┌─ MATERIAL SHOWN

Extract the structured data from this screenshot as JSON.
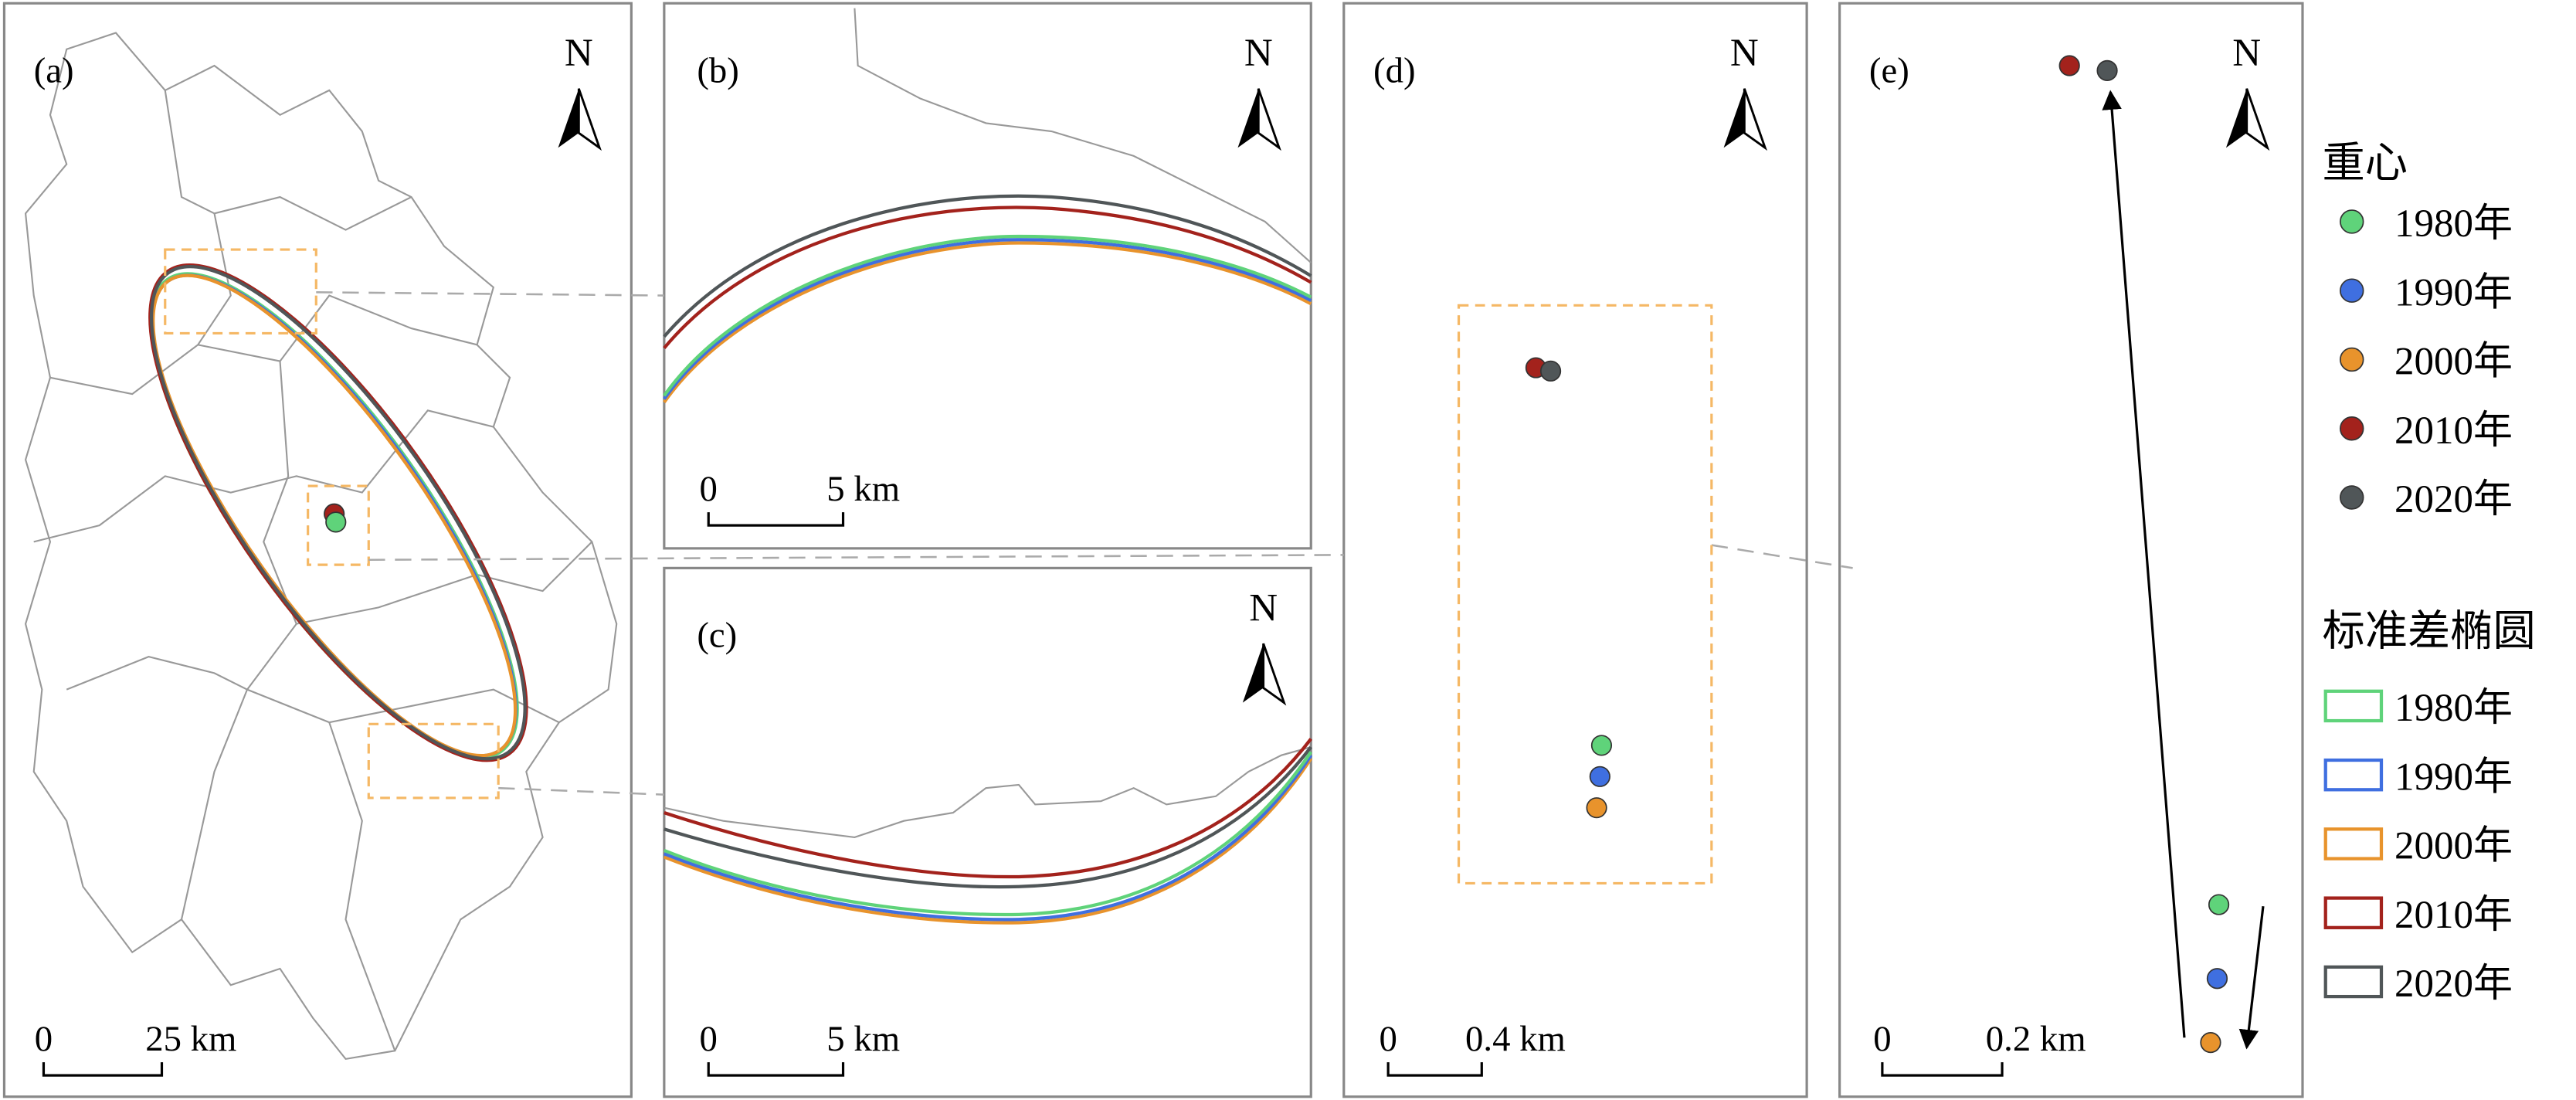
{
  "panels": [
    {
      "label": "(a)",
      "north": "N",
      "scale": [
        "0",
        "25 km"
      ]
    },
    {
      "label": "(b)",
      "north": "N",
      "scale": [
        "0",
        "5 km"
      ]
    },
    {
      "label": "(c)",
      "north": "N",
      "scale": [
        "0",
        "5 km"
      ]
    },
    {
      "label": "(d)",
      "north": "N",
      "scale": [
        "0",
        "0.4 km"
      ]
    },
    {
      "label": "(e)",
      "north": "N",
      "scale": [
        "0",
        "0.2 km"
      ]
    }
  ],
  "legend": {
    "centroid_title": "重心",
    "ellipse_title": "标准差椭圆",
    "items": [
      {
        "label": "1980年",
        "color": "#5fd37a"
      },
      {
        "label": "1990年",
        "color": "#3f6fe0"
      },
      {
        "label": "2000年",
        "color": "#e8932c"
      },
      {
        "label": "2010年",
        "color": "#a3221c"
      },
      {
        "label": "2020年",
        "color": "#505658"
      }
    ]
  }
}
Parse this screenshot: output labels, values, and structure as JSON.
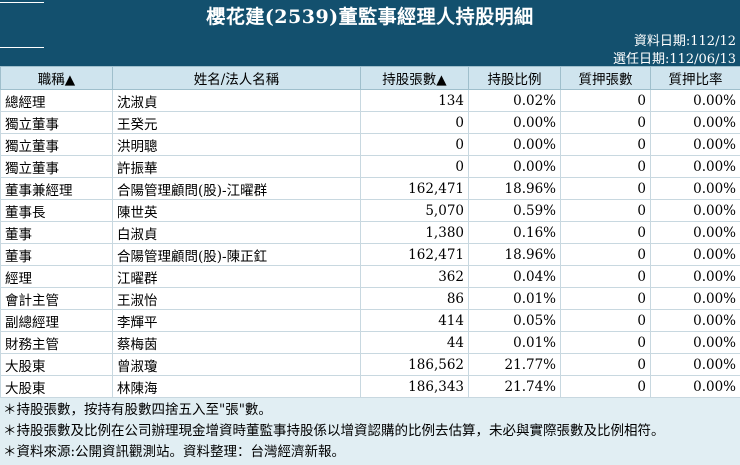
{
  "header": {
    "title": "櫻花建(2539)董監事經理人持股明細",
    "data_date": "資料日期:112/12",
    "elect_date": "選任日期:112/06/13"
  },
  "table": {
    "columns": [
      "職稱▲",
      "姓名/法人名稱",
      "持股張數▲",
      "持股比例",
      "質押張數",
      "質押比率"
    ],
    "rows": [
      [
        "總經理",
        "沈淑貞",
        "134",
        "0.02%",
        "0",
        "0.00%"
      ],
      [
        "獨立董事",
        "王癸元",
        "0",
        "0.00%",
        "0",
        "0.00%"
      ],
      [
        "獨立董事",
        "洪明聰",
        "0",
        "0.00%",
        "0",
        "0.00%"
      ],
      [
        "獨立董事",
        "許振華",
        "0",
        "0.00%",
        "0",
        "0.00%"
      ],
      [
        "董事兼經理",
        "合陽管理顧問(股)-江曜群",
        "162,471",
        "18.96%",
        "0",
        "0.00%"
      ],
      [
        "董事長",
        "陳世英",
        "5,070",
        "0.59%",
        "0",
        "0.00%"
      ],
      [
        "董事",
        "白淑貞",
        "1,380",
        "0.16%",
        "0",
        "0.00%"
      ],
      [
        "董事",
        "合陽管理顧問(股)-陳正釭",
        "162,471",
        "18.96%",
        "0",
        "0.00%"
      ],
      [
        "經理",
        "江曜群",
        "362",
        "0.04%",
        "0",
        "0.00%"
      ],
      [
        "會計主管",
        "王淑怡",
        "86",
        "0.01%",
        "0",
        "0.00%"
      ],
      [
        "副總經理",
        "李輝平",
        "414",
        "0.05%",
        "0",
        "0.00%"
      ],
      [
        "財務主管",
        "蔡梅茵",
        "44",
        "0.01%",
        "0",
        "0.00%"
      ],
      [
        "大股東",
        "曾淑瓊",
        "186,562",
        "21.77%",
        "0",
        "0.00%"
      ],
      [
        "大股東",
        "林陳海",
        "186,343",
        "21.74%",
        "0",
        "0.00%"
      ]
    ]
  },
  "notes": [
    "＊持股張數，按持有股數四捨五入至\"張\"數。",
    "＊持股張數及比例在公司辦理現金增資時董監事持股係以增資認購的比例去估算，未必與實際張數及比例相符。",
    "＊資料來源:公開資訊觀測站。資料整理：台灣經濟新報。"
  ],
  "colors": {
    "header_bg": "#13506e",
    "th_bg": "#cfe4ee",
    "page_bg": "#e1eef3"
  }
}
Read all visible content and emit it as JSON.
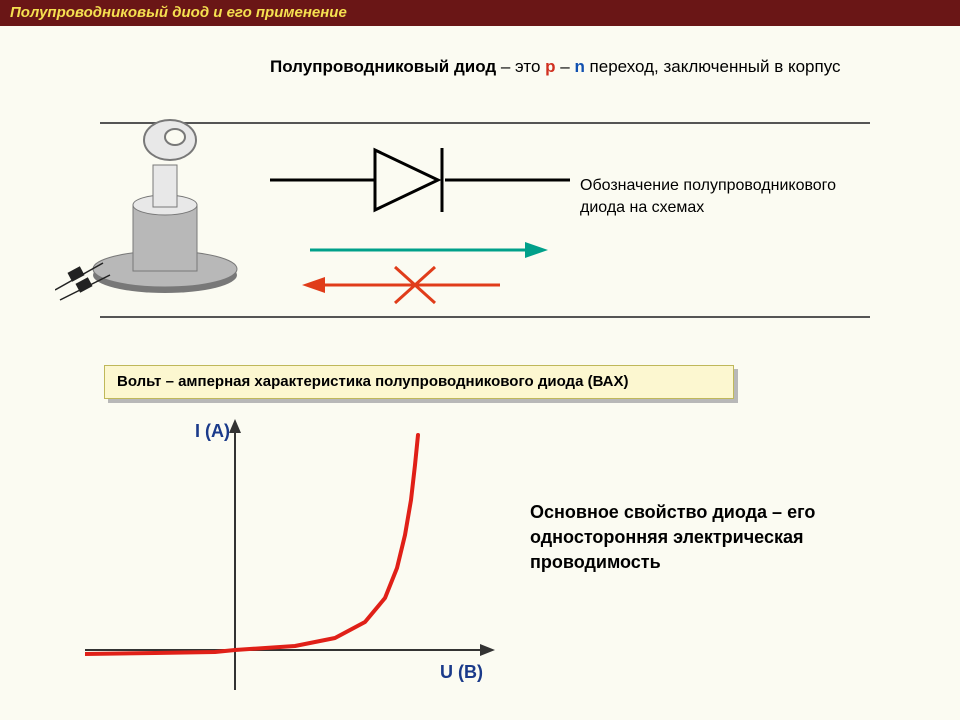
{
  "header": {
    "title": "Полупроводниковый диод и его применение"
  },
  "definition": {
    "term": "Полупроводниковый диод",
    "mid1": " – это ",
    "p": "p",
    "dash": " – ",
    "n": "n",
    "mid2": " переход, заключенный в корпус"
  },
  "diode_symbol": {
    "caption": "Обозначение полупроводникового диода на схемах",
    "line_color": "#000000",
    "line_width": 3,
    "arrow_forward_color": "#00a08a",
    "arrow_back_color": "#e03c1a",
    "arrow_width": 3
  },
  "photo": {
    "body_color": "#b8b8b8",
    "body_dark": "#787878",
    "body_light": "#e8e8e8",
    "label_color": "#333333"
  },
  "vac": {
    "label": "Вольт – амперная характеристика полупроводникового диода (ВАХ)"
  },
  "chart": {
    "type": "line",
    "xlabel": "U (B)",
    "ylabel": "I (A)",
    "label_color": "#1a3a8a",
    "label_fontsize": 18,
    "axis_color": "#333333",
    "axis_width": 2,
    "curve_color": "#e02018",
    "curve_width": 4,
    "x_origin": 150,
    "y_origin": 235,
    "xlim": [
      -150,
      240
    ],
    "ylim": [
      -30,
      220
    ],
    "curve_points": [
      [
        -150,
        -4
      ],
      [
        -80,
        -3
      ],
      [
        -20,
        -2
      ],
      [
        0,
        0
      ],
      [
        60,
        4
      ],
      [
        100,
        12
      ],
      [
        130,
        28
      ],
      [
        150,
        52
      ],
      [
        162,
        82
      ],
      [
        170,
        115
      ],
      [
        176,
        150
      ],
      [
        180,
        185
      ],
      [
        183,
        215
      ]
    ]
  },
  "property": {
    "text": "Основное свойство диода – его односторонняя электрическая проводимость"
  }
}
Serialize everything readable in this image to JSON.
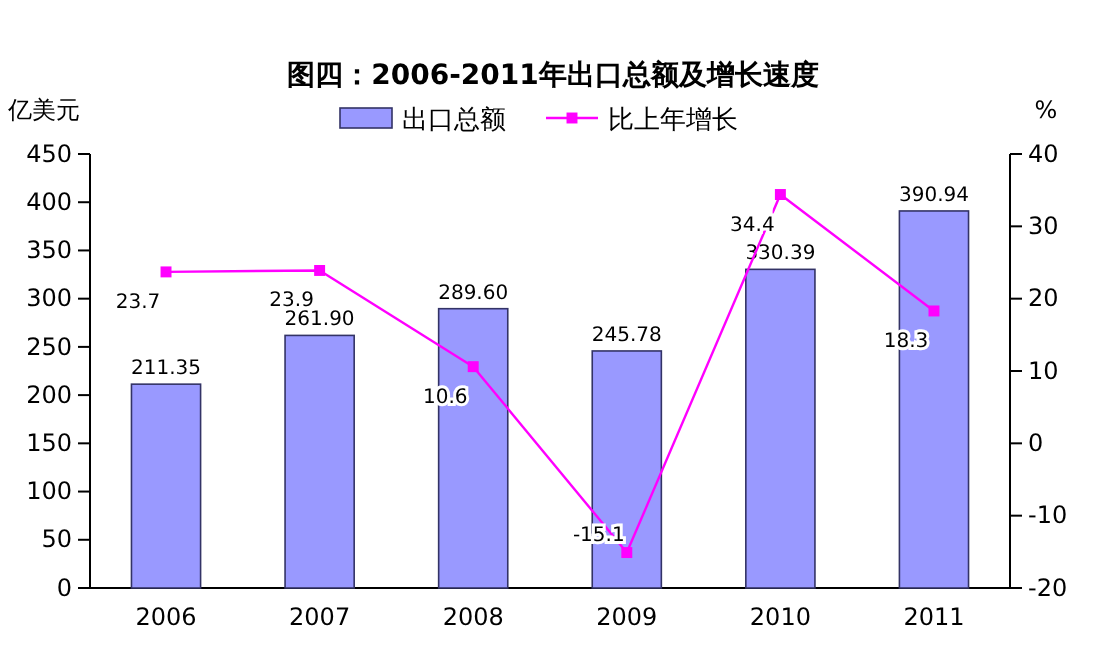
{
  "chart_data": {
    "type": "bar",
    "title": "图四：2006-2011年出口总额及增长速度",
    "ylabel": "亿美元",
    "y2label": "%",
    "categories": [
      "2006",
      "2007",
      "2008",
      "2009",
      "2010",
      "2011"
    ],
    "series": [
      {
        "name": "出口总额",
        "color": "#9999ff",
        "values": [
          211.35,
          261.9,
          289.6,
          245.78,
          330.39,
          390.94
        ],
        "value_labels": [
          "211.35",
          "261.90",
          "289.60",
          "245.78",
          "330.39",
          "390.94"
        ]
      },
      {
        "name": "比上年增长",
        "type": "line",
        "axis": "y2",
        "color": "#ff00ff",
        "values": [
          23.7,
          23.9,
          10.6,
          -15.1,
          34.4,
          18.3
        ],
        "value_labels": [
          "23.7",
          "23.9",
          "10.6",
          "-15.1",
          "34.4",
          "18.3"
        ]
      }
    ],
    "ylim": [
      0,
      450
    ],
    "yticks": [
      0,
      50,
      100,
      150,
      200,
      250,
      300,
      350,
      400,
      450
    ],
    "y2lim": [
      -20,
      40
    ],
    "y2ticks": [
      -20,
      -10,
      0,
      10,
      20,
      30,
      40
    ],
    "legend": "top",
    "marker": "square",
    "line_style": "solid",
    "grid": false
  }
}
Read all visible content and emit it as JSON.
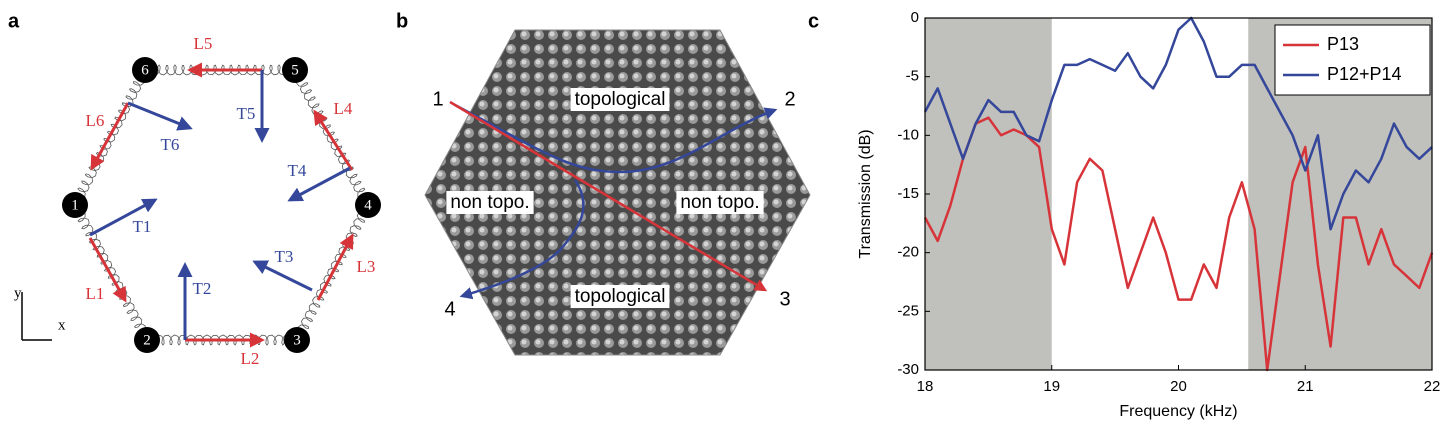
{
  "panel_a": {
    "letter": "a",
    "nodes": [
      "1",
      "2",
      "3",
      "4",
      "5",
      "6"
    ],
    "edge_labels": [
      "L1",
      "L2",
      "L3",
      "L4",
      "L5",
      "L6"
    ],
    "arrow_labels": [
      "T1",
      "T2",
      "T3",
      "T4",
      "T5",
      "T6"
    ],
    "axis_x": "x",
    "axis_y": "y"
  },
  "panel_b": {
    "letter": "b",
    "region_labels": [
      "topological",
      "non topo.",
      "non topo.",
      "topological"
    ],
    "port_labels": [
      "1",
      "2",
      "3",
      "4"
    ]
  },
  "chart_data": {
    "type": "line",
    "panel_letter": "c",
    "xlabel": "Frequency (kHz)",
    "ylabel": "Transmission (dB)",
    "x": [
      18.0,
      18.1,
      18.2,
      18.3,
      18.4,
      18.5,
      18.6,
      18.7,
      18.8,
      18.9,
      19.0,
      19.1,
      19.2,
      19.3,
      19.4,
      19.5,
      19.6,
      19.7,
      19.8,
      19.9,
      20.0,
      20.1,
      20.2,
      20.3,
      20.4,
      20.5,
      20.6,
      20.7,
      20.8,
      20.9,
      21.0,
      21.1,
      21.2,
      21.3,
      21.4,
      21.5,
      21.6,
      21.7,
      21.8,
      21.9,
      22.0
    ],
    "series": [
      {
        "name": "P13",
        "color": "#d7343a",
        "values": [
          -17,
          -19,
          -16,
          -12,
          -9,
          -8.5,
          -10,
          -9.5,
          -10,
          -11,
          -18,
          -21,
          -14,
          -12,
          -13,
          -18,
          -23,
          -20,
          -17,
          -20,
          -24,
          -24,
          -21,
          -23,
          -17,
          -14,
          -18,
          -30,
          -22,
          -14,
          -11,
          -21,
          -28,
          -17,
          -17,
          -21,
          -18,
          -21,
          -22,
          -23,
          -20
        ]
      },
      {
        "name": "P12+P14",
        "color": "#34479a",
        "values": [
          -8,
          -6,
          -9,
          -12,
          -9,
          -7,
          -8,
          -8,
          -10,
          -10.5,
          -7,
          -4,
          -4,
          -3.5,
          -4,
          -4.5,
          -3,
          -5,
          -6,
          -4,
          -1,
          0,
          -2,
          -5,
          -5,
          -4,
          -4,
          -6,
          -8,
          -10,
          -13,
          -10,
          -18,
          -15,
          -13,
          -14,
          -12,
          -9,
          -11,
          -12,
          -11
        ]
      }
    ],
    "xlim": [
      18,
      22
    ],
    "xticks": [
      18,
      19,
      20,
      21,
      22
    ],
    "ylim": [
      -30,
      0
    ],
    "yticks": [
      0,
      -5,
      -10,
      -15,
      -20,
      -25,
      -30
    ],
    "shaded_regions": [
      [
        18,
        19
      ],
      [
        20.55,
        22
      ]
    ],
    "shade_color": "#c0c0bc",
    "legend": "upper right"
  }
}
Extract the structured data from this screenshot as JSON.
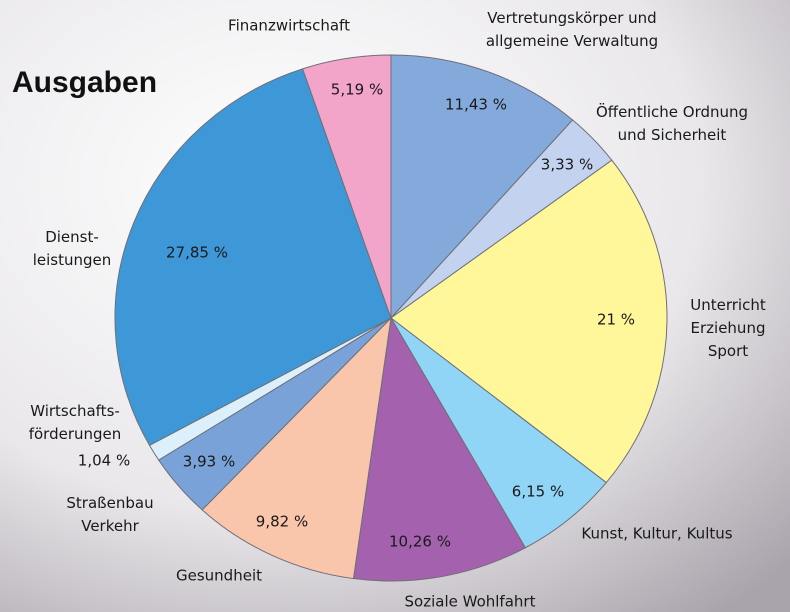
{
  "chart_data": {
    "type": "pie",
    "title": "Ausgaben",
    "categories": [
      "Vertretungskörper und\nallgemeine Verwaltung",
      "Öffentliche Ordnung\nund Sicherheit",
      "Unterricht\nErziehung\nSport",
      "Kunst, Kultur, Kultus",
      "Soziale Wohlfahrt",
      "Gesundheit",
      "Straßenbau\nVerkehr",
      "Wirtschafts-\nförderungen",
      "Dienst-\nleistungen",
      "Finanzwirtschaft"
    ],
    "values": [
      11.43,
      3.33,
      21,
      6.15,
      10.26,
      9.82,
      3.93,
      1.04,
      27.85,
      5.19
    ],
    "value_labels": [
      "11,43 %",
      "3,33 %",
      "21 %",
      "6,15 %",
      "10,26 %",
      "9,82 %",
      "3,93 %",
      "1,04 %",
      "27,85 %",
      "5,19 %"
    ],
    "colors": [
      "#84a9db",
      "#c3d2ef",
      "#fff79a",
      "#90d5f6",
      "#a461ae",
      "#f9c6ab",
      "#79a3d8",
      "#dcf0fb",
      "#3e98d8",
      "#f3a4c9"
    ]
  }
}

└─

Search the listing for the word "this". Copy every line in which it occurs.

FULL RESPONSE -
Extract the structured data from this screenshot as JSON.
Parse this screenshot: output labels, values, and structure as JSON.
Serialize everything readable in this image to JSON.
Extract the structured data from this screenshot as JSON.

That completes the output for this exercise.